Objective: Each entry here needs to be set down again exactly, please; pictures are left out.

Data records:
* start *

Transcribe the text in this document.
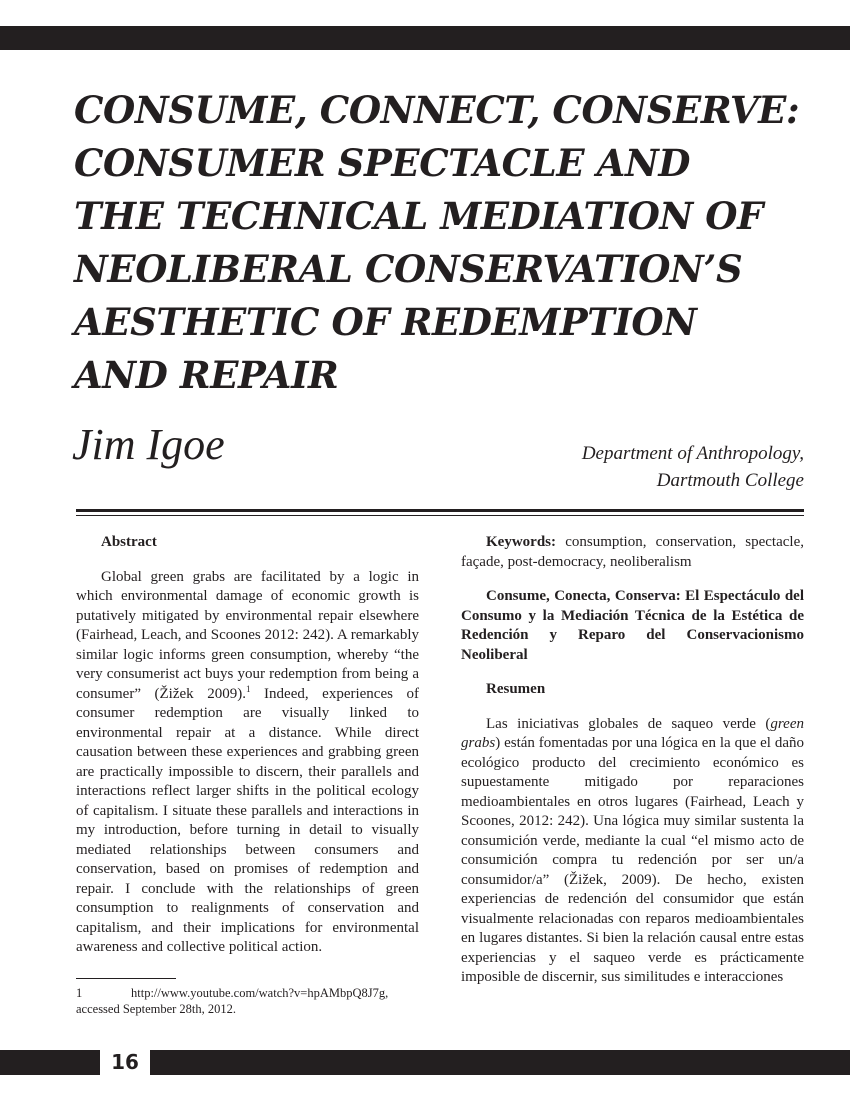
CONSUME, CONNECT, CONSERVE:
CONSUMER SPECTACLE AND
THE TECHNICAL MEDIATION OF
NEOLIBERAL CONSERVATION’S
AESTHETIC OF REDEMPTION
AND REPAIR
Jim Igoe	Department of Anthropology,
Dartmouth College

Abstract

Global green grabs are facilitated by a logic in which environmental damage of economic growth is putatively mitigated by environmental repair elsewhere (Fairhead, Leach, and Scoones 2012: 242). A remarkably similar logic informs green consumption, whereby “the very consumerist act buys your redemption from being a consumer” (Žižek 2009).$^1$ Indeed, experiences of consumer redemption are visually linked to environmental repair at a distance. While direct causation between these experiences and grabbing green are practically impossible to discern, their parallels and interactions reflect larger shifts in the political ecology of capitalism. I situate these parallels and interactions in my introduction, before turning in detail to visually mediated relationships between consumers and conservation, based on promises of redemption and repair. I conclude with the relationships of green consumption to realignments of conservation and capitalism, and their implications for environmental awareness and collective political action.

1	http://www.youtube.com/watch?v=hpAMbpQ8J7g, accessed September 28th, 2012.

Keywords: consumption, conservation, spectacle, façade, post-democracy, neoliberalism

Consume, Conecta, Conserva: El Espectáculo del Consumo y la Mediación Técnica de la Estética de Redención y Reparo del Conservacionismo Neoliberal

Resumen

Las iniciativas globales de saqueo verde (green grabs) están fomentadas por una lógica en la que el daño ecológico producto del crecimiento económico es supuestamente mitigado por reparaciones medioambientales en otros lugares (Fairhead, Leach y Scoones, 2012: 242). Una lógica muy similar sustenta la consumición verde, mediante la cual “el mismo acto de consumición compra tu redención por ser un/a consumidor/a” (Žižek, 2009). De hecho, existen experiencias de redención del consumidor que están visualmente relacionadas con reparos medioambientales en lugares distantes. Si bien la relación causal entre estas experiencias y el saqueo verde es prácticamente imposible de discernir, sus similitudes e interacciones

16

* end *

Worked solution:
Transcribe the text in this document.
CONSUME, CONNECT, CONSERVE:
CONSUMER SPECTACLE AND
THE TECHNICAL MEDIATION OF
NEOLIBERAL CONSERVATION’S
AESTHETIC OF REDEMPTION
AND REPAIR
Jim Igoe	Department of Anthropology,
Dartmouth College

Abstract

Global green grabs are facilitated by a logic in which environmental damage of economic growth is putatively mitigated by environmental repair elsewhere (Fairhead, Leach, and Scoones 2012: 242). A remarkably similar logic informs green consumption, whereby “the very consumerist act buys your redemption from being a consumer” (Žižek 2009).$^1$ Indeed, experiences of consumer redemption are visually linked to environmental repair at a distance. While direct causation between these experiences and grabbing green are practically impossible to discern, their parallels and interactions reflect larger shifts in the political ecology of capitalism. I situate these parallels and interactions in my introduction, before turning in detail to visually mediated relationships between consumers and conservation, based on promises of redemption and repair. I conclude with the relationships of green consumption to realignments of conservation and capitalism, and their implications for environmental awareness and collective political action.

1	http://www.youtube.com/watch?v=hpAMbpQ8J7g, accessed September 28th, 2012.

Keywords: consumption, conservation, spectacle, façade, post-democracy, neoliberalism

Consume, Conecta, Conserva: El Espectáculo del Consumo y la Mediación Técnica de la Estética de Redención y Reparo del Conservacionismo Neoliberal

Resumen

Las iniciativas globales de saqueo verde (green grabs) están fomentadas por una lógica en la que el daño ecológico producto del crecimiento económico es supuestamente mitigado por reparaciones medioambientales en otros lugares (Fairhead, Leach y Scoones, 2012: 242). Una lógica muy similar sustenta la consumición verde, mediante la cual “el mismo acto de consumición compra tu redención por ser un/a consumidor/a” (Žižek, 2009). De hecho, existen experiencias de redención del consumidor que están visualmente relacionadas con reparos medioambientales en lugares distantes. Si bien la relación causal entre estas experiencias y el saqueo verde es prácticamente imposible de discernir, sus similitudes e interacciones

16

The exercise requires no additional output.